- **WHAT TO DO**: Give every line from the entries that contains "this".

====

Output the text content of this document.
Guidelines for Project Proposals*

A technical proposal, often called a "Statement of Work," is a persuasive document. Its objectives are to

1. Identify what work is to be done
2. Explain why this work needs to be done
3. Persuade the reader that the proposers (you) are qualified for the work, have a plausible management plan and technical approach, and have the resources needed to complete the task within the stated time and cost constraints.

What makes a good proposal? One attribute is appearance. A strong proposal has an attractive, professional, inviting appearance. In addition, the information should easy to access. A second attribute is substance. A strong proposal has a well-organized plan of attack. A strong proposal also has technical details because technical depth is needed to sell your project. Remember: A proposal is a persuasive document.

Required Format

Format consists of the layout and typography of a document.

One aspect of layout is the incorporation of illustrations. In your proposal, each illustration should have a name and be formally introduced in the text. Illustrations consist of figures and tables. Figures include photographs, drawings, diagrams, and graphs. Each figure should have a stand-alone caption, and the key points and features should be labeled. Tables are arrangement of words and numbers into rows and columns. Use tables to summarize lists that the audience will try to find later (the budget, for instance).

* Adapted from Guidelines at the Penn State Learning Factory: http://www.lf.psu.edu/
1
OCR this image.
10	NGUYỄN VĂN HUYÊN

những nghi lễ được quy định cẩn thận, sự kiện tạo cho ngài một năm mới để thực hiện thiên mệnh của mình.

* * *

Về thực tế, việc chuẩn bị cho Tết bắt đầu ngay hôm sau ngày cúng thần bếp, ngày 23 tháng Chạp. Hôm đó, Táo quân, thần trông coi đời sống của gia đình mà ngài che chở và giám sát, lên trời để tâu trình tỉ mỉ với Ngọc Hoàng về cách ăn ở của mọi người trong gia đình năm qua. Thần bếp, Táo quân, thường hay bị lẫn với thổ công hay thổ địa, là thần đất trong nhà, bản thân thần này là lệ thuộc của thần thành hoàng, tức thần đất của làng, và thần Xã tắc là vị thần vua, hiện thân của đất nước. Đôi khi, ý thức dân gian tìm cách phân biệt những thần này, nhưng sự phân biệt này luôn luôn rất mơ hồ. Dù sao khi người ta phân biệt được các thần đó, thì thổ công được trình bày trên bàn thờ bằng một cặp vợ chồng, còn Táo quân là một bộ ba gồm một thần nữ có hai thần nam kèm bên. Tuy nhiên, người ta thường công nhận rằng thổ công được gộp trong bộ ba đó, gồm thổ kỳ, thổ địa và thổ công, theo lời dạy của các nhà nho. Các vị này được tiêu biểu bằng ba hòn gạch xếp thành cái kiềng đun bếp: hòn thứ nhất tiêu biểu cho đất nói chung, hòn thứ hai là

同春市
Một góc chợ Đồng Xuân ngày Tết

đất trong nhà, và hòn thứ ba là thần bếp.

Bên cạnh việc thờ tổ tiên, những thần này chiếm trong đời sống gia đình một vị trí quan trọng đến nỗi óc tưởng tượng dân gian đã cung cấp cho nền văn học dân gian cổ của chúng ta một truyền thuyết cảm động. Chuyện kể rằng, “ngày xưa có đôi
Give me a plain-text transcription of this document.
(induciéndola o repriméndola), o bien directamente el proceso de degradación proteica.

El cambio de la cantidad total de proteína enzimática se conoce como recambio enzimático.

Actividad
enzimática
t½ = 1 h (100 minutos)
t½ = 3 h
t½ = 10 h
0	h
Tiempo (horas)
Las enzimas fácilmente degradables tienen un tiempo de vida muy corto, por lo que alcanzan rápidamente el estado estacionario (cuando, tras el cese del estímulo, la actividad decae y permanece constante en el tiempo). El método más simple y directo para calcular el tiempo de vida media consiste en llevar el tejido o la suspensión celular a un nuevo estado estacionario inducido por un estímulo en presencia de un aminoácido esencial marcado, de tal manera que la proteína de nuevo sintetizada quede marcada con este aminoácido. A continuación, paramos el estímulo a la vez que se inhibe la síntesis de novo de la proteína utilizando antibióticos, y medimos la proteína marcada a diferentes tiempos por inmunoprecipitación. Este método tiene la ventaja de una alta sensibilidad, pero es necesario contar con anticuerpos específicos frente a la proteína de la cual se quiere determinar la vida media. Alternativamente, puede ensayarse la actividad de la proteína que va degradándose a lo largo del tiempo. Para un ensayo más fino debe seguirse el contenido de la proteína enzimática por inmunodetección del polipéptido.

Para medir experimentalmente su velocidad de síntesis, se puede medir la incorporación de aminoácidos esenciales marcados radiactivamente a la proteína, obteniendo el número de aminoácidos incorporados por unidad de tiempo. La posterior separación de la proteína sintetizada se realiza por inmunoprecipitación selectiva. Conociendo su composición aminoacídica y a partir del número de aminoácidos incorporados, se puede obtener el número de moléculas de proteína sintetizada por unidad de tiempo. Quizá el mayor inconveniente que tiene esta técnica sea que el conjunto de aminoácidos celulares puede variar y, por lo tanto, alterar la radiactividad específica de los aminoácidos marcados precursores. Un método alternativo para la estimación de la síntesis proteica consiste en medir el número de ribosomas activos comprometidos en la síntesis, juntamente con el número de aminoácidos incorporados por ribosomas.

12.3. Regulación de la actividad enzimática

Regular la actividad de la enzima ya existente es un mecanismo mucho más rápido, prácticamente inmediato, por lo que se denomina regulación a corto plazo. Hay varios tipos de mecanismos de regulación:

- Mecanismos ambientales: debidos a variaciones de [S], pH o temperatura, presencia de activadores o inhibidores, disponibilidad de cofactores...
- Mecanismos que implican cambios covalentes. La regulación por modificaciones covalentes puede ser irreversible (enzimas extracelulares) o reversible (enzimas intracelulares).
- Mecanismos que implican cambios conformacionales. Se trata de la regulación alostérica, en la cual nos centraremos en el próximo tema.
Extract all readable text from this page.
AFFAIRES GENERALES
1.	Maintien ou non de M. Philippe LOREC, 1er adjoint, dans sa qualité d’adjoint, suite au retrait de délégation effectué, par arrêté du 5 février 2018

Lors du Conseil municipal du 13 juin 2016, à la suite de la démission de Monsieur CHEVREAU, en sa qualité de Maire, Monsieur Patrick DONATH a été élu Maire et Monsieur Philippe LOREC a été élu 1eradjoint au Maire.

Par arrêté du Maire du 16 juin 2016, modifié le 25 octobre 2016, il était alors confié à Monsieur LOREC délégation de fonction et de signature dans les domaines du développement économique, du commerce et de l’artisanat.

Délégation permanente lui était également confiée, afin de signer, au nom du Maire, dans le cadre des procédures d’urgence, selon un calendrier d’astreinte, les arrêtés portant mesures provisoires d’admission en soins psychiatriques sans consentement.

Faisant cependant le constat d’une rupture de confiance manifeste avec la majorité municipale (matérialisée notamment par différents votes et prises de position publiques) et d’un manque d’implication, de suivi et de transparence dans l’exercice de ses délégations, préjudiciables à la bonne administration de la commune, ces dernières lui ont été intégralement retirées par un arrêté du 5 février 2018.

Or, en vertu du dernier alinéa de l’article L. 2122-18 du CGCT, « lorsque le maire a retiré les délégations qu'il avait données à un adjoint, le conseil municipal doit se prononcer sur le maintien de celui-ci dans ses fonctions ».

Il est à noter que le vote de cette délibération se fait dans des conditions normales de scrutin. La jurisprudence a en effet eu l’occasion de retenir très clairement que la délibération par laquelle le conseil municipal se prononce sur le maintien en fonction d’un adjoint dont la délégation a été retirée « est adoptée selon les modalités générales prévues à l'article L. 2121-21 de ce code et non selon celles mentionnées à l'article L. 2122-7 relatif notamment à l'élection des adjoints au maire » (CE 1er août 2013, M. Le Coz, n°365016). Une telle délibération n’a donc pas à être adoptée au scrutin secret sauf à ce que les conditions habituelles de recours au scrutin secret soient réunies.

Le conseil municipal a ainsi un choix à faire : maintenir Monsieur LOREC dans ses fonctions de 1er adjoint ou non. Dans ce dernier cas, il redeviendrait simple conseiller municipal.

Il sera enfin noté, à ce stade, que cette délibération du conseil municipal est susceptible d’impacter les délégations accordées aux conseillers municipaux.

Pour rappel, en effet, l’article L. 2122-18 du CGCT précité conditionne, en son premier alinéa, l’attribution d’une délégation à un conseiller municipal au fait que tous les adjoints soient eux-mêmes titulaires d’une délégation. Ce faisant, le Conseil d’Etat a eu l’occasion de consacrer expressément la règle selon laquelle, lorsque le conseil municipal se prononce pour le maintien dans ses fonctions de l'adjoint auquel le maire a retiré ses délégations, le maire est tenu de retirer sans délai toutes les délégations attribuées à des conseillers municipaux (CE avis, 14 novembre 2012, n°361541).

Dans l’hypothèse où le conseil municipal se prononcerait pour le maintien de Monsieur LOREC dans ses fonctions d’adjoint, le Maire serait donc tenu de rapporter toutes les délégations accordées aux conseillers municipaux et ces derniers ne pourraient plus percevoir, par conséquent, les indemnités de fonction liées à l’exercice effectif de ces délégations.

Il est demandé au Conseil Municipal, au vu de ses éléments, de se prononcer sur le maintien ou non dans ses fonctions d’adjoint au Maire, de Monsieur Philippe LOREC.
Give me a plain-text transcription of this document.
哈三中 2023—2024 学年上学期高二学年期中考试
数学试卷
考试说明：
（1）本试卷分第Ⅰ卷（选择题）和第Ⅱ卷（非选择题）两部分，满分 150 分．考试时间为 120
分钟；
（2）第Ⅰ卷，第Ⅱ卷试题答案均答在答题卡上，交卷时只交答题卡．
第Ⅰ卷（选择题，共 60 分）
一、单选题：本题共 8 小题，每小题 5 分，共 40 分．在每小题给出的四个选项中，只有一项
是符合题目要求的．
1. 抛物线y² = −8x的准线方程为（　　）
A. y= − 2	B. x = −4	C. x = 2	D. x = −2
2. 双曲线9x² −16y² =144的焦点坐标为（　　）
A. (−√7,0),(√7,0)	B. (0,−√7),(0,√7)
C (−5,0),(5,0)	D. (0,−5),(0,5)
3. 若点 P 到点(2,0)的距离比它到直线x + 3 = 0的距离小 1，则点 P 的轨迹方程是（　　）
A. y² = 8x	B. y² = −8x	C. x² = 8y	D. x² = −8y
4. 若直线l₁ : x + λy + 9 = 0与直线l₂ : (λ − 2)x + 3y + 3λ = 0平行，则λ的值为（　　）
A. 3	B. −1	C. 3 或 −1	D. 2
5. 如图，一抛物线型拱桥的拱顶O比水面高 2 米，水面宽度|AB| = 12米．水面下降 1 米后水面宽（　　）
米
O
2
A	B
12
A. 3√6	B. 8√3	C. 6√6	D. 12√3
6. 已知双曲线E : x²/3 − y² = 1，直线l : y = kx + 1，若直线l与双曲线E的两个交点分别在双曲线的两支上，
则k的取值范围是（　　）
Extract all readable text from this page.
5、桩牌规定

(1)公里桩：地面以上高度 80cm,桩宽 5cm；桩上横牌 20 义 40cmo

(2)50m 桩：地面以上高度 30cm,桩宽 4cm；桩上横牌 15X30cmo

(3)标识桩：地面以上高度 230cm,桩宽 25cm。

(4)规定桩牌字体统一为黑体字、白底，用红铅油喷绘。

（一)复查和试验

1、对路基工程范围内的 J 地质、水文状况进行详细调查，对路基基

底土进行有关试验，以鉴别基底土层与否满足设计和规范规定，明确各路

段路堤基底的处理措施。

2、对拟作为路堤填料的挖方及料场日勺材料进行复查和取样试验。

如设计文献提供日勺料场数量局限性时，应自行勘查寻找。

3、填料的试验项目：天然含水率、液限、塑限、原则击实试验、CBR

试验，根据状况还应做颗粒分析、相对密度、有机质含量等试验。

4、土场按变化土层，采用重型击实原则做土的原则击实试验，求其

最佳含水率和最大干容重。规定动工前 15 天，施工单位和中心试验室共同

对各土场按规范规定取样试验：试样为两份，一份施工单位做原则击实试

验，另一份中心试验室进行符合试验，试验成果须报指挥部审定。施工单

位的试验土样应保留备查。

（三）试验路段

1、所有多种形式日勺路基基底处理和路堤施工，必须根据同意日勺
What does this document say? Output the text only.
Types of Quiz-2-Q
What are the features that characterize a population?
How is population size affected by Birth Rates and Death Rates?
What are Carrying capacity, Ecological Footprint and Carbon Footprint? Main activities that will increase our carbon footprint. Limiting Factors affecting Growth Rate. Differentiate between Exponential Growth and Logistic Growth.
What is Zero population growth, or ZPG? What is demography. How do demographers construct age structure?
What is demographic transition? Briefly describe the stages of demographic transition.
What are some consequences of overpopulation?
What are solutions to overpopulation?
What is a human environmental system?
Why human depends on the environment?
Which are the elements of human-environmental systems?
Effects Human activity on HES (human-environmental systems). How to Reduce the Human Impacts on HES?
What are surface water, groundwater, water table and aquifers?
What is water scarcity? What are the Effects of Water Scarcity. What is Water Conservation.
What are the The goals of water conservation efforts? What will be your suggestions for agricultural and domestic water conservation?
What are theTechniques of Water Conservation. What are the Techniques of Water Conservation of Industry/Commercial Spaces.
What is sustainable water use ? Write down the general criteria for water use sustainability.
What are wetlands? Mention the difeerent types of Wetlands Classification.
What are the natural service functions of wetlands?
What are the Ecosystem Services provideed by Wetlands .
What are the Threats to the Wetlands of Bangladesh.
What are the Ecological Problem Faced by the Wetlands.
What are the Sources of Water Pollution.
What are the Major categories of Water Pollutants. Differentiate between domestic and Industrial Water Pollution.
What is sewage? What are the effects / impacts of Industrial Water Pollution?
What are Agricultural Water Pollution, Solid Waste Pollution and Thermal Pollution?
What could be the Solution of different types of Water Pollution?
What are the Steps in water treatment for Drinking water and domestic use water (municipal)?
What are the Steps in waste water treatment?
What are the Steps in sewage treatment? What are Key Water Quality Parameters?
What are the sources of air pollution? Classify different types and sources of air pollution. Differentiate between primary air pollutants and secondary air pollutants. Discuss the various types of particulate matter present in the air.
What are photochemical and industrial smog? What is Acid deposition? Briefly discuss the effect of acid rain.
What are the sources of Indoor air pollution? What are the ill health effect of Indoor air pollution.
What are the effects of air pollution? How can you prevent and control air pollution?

====

- **COMPLETED TASK**:
Output the text content of this document.
2. Explain why this work needs to be done
OCR this image.
Give me a plain-text transcription of this document.
Extract all readable text from this page.
Give me a plain-text transcription of this document.
Extract all readable text from this page.
What does this document say? Output the text only.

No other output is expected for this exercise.